**TEXTO PROPUESTO**:
Especialista en el análisis lingüístico del discurso de la policía y la administración de justicia, Taranilla saca provecho, por un lado, de esa formación profesional para desentrañar con rigor los hechos que configuran su enfermedad y, por otro, de su bagaje cultural para enriquecer el texto con versos, citas y sentencias, siempre bien traídos, de poetas, ensayistas y filósofos, como Foucault, Sontag, Rilke, Laforgue o Lucrecio.
Los comentarios sagaces y los bien argumentados puntos de vista se suceden a lo largo de todo el libro y sobre los aspectos más variados; así cuando lamenta el escaso peso del paciente a nivel decisorio, limitando su participación a poco menos que “resistir el tratamiento”; o cuando, recordando una conversación sobre el Fútbol Club Barcelona con el anestesista, advierte cómo en el hospital “incluso las conversaciones más triviales forman parte del protocolo clínico, se integran en un esquema prediseñado y mil veces repetido”; o cuando confiesa que el humor negro, las bromas incisivas, persiguen alejar la compasión porque “mediante la risa cáustica el paciente busca demostrar que excede su ser enfermo”; o bien cuando descubre que los pacientes son capaces de encontrar consuelo a su situación si entre ellos hay uno que vive un infierno aún mayor que el del resto.

**LOS DATOS**:
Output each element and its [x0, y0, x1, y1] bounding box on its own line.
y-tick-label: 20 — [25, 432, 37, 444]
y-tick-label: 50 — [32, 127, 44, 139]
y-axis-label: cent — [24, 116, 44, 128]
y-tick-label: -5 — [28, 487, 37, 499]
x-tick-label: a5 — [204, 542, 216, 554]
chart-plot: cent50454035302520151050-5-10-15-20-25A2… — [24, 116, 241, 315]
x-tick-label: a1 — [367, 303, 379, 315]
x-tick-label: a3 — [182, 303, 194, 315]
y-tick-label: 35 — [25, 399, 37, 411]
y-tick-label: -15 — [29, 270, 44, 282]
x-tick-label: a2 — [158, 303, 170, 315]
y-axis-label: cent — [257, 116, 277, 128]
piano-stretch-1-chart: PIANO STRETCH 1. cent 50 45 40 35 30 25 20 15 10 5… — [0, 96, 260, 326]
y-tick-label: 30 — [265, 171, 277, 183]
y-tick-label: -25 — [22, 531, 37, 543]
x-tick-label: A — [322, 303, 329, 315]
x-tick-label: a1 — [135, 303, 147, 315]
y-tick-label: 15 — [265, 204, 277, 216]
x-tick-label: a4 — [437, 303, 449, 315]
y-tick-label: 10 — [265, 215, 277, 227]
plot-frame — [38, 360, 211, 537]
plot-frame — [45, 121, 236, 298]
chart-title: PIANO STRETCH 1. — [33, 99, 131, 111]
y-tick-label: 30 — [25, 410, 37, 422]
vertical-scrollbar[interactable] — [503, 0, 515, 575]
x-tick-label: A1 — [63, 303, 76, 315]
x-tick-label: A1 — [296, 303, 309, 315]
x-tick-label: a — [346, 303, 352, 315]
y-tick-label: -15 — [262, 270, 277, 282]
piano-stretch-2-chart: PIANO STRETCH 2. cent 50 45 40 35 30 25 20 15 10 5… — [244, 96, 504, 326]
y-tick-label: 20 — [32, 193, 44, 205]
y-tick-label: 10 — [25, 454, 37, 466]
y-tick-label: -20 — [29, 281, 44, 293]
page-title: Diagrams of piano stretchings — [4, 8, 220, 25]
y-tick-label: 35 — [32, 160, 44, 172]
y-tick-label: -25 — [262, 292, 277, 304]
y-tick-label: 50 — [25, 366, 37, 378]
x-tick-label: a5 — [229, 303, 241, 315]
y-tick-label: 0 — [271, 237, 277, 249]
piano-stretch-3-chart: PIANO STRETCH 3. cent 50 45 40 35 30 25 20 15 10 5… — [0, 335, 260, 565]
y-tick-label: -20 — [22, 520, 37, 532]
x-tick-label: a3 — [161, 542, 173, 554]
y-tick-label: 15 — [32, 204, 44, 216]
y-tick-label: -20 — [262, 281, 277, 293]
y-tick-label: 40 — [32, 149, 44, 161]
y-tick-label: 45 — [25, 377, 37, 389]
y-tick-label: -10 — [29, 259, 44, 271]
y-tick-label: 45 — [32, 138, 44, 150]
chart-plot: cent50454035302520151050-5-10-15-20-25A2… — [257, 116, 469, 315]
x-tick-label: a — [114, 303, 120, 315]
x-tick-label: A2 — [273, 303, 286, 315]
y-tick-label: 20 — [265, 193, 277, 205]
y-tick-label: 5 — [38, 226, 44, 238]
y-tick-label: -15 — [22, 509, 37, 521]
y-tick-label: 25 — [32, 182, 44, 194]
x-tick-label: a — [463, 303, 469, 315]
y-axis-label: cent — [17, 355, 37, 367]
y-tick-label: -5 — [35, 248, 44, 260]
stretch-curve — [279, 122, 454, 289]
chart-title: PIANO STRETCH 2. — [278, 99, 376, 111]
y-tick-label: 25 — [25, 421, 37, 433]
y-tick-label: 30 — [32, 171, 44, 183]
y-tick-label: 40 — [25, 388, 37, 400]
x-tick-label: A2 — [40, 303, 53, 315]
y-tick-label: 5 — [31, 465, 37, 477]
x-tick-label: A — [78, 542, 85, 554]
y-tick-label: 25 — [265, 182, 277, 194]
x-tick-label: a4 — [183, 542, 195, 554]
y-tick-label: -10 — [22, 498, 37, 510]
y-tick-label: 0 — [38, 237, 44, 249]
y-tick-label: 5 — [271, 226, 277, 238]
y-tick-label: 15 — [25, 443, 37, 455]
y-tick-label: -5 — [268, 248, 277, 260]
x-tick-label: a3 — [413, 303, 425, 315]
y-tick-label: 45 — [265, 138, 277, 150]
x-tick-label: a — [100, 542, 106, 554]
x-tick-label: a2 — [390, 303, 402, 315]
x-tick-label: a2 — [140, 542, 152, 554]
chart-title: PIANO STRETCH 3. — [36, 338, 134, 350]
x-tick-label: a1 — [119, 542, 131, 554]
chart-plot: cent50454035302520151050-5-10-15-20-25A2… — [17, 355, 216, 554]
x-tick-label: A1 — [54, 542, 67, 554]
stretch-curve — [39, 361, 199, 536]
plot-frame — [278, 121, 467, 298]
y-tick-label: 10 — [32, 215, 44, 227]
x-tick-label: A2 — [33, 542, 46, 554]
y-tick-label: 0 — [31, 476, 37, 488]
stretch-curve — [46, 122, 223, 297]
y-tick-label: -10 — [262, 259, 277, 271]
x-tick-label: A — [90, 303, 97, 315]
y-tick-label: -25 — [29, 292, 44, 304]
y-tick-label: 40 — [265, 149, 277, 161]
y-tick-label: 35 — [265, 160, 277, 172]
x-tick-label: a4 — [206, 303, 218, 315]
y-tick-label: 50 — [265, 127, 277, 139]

**ENUNCIADO**:
Cita literalmente el fragmento del texto propuesto comprendido entre “Los comentarios sagaces” y “el del resto.”, ambos incluidos. Los registros no guardan relación alguna con el texto propuesto.

**EJERCICIO RESUELTO**:
Los comentarios sagaces y los bien argumentados puntos de vista se suceden a lo largo de todo el libro y sobre los aspectos más variados; así cuando lamenta el escaso peso del paciente a nivel decisorio, limitando su participación a poco menos que “resistir el tratamiento”; o cuando, recordando una conversación sobre el Fútbol Club Barcelona con el anestesista, advierte cómo en el hospital “incluso las conversaciones más triviales forman parte del protocolo clínico, se integran en un esquema prediseñado y mil veces repetido”; o cuando confiesa que el humor negro, las bromas incisivas, persiguen alejar la compasión porque “mediante la risa cáustica el paciente busca demostrar que excede su ser enfermo”; o bien cuando descubre que los pacientes son capaces de encontrar consuelo a su situación si entre ellos hay uno que vive un infierno aún mayor que el del resto.